### [TASK OBJECTIVE]
Your task is to output the data exactly as it stands.

-- begin SOURCE MATERIAL --

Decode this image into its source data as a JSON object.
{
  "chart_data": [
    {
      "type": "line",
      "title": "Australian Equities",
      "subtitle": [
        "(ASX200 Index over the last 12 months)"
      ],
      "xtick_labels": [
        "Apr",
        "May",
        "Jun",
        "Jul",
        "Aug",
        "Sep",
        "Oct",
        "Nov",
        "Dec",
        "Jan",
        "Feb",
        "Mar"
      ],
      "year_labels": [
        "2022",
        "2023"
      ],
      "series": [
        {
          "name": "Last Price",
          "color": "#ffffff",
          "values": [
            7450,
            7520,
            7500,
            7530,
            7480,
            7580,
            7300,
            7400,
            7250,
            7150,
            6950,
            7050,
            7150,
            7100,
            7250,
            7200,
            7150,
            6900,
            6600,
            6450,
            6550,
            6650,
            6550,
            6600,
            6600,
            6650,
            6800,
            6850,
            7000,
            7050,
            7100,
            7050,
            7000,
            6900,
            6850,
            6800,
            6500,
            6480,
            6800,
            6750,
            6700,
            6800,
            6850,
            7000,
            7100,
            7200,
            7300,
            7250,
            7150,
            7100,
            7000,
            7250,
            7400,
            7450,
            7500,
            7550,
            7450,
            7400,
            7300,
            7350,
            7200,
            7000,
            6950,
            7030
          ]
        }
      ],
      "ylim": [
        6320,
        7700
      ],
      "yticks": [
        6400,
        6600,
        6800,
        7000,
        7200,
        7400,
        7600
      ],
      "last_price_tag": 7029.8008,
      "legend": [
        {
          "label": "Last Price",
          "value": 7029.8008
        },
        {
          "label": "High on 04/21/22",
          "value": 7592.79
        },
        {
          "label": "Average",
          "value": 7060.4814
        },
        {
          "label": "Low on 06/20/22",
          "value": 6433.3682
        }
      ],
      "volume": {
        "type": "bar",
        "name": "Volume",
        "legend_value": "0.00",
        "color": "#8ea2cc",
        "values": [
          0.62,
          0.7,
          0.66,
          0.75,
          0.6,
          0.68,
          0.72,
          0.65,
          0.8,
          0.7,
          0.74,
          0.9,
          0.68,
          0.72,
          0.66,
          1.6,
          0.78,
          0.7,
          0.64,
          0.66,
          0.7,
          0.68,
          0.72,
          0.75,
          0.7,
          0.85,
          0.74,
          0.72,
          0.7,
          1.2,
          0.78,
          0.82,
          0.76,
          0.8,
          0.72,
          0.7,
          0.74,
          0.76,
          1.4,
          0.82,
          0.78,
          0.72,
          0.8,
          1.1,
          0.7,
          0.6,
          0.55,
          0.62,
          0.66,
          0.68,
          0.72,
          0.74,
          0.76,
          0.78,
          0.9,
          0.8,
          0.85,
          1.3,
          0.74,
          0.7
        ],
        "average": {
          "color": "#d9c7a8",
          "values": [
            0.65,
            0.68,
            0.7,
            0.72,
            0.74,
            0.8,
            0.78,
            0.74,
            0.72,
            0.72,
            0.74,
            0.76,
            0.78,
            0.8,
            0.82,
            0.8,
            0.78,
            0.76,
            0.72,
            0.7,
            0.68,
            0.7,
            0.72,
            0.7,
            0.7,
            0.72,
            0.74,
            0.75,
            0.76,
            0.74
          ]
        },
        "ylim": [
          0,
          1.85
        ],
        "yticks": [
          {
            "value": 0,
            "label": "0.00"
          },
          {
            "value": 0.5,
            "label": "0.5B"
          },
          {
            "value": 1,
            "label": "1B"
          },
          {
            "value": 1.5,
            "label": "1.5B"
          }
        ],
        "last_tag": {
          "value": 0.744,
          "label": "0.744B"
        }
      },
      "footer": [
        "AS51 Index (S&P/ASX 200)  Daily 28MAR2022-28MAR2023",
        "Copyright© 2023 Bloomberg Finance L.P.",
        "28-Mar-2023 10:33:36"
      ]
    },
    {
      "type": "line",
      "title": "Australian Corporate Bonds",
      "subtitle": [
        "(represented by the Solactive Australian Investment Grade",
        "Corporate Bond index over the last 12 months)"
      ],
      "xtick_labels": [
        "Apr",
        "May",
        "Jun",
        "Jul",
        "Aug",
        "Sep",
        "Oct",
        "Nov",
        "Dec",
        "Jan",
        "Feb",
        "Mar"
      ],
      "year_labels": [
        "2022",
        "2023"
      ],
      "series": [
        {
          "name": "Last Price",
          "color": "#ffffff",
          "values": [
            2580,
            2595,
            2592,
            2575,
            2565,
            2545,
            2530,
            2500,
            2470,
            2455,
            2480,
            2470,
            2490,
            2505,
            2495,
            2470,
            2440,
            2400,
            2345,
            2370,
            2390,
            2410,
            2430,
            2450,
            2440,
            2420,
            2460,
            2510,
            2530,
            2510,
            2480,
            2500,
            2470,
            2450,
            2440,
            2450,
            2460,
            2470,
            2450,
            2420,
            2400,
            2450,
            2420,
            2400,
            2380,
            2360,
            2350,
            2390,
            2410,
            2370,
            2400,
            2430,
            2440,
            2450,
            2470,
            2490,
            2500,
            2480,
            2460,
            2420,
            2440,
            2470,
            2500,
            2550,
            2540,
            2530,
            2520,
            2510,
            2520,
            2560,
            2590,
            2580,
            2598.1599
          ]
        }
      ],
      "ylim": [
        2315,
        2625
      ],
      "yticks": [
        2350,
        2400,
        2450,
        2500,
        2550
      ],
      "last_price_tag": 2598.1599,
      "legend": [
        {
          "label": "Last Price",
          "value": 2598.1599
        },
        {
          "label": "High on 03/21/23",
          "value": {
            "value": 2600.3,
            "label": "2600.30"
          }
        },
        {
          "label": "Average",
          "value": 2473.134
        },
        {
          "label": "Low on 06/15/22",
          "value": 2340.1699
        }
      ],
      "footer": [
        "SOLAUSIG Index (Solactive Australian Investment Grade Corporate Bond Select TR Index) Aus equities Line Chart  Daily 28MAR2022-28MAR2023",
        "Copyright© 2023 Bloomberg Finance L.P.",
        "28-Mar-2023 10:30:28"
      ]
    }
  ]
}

-- end SOURCE MATERIAL --

### [OUTPUT]
Decode this image into its source data as a JSON object.
{
  "chart_data": [
    {
      "type": "line",
      "title": "Australian Equities",
      "subtitle": [
        "(ASX200 Index over the last 12 months)"
      ],
      "xtick_labels": [
        "Apr",
        "May",
        "Jun",
        "Jul",
        "Aug",
        "Sep",
        "Oct",
        "Nov",
        "Dec",
        "Jan",
        "Feb",
        "Mar"
      ],
      "year_labels": [
        "2022",
        "2023"
      ],
      "series": [
        {
          "name": "Last Price",
          "color": "#ffffff",
          "values": [
            7450,
            7520,
            7500,
            7530,
            7480,
            7580,
            7300,
            7400,
            7250,
            7150,
            6950,
            7050,
            7150,
            7100,
            7250,
            7200,
            7150,
            6900,
            6600,
            6450,
            6550,
            6650,
            6550,
            6600,
            6600,
            6650,
            6800,
            6850,
            7000,
            7050,
            7100,
            7050,
            7000,
            6900,
            6850,
            6800,
            6500,
            6480,
            6800,
            6750,
            6700,
            6800,
            6850,
            7000,
            7100,
            7200,
            7300,
            7250,
            7150,
            7100,
            7000,
            7250,
            7400,
            7450,
            7500,
            7550,
            7450,
            7400,
            7300,
            7350,
            7200,
            7000,
            6950,
            7030
          ]
        }
      ],
      "ylim": [
        6320,
        7700
      ],
      "yticks": [
        6400,
        6600,
        6800,
        7000,
        7200,
        7400,
        7600
      ],
      "last_price_tag": 7029.8008,
      "legend": [
        {
          "label": "Last Price",
          "value": 7029.8008
        },
        {
          "label": "High on 04/21/22",
          "value": 7592.79
        },
        {
          "label": "Average",
          "value": 7060.4814
        },
        {
          "label": "Low on 06/20/22",
          "value": 6433.3682
        }
      ],
      "volume": {
        "type": "bar",
        "name": "Volume",
        "legend_value": "0.00",
        "color": "#8ea2cc",
        "values": [
          0.62,
          0.7,
          0.66,
          0.75,
          0.6,
          0.68,
          0.72,
          0.65,
          0.8,
          0.7,
          0.74,
          0.9,
          0.68,
          0.72,
          0.66,
          1.6,
          0.78,
          0.7,
          0.64,
          0.66,
          0.7,
          0.68,
          0.72,
          0.75,
          0.7,
          0.85,
          0.74,
          0.72,
          0.7,
          1.2,
          0.78,
          0.82,
          0.76,
          0.8,
          0.72,
          0.7,
          0.74,
          0.76,
          1.4,
          0.82,
          0.78,
          0.72,
          0.8,
          1.1,
          0.7,
          0.6,
          0.55,
          0.62,
          0.66,
          0.68,
          0.72,
          0.74,
          0.76,
          0.78,
          0.9,
          0.8,
          0.85,
          1.3,
          0.74,
          0.7
        ],
        "average": {
          "color": "#d9c7a8",
          "values": [
            0.65,
            0.68,
            0.7,
            0.72,
            0.74,
            0.8,
            0.78,
            0.74,
            0.72,
            0.72,
            0.74,
            0.76,
            0.78,
            0.8,
            0.82,
            0.8,
            0.78,
            0.76,
            0.72,
            0.7,
            0.68,
            0.7,
            0.72,
            0.7,
            0.7,
            0.72,
            0.74,
            0.75,
            0.76,
            0.74
          ]
        },
        "ylim": [
          0,
          1.85
        ],
        "yticks": [
          {
            "value": 0,
            "label": "0.00"
          },
          {
            "value": 0.5,
            "label": "0.5B"
          },
          {
            "value": 1,
            "label": "1B"
          },
          {
            "value": 1.5,
            "label": "1.5B"
          }
        ],
        "last_tag": {
          "value": 0.744,
          "label": "0.744B"
        }
      },
      "footer": [
        "AS51 Index (S&P/ASX 200)  Daily 28MAR2022-28MAR2023",
        "Copyright© 2023 Bloomberg Finance L.P.",
        "28-Mar-2023 10:33:36"
      ]
    },
    {
      "type": "line",
      "title": "Australian Corporate Bonds",
      "subtitle": [
        "(represented by the Solactive Australian Investment Grade",
        "Corporate Bond index over the last 12 months)"
      ],
      "xtick_labels": [
        "Apr",
        "May",
        "Jun",
        "Jul",
        "Aug",
        "Sep",
        "Oct",
        "Nov",
        "Dec",
        "Jan",
        "Feb",
        "Mar"
      ],
      "year_labels": [
        "2022",
        "2023"
      ],
      "series": [
        {
          "name": "Last Price",
          "color": "#ffffff",
          "values": [
            2580,
            2595,
            2592,
            2575,
            2565,
            2545,
            2530,
            2500,
            2470,
            2455,
            2480,
            2470,
            2490,
            2505,
            2495,
            2470,
            2440,
            2400,
            2345,
            2370,
            2390,
            2410,
            2430,
            2450,
            2440,
            2420,
            2460,
            2510,
            2530,
            2510,
            2480,
            2500,
            2470,
            2450,
            2440,
            2450,
            2460,
            2470,
            2450,
            2420,
            2400,
            2450,
            2420,
            2400,
            2380,
            2360,
            2350,
            2390,
            2410,
            2370,
            2400,
            2430,
            2440,
            2450,
            2470,
            2490,
            2500,
            2480,
            2460,
            2420,
            2440,
            2470,
            2500,
            2550,
            2540,
            2530,
            2520,
            2510,
            2520,
            2560,
            2590,
            2580,
            2598.1599
          ]
        }
      ],
      "ylim": [
        2315,
        2625
      ],
      "yticks": [
        2350,
        2400,
        2450,
        2500,
        2550
      ],
      "last_price_tag": 2598.1599,
      "legend": [
        {
          "label": "Last Price",
          "value": 2598.1599
        },
        {
          "label": "High on 03/21/23",
          "value": {
            "value": 2600.3,
            "label": "2600.30"
          }
        },
        {
          "label": "Average",
          "value": 2473.134
        },
        {
          "label": "Low on 06/15/22",
          "value": 2340.1699
        }
      ],
      "footer": [
        "SOLAUSIG Index (Solactive Australian Investment Grade Corporate Bond Select TR Index) Aus equities Line Chart  Daily 28MAR2022-28MAR2023",
        "Copyright© 2023 Bloomberg Finance L.P.",
        "28-Mar-2023 10:30:28"
      ]
    }
  ]
}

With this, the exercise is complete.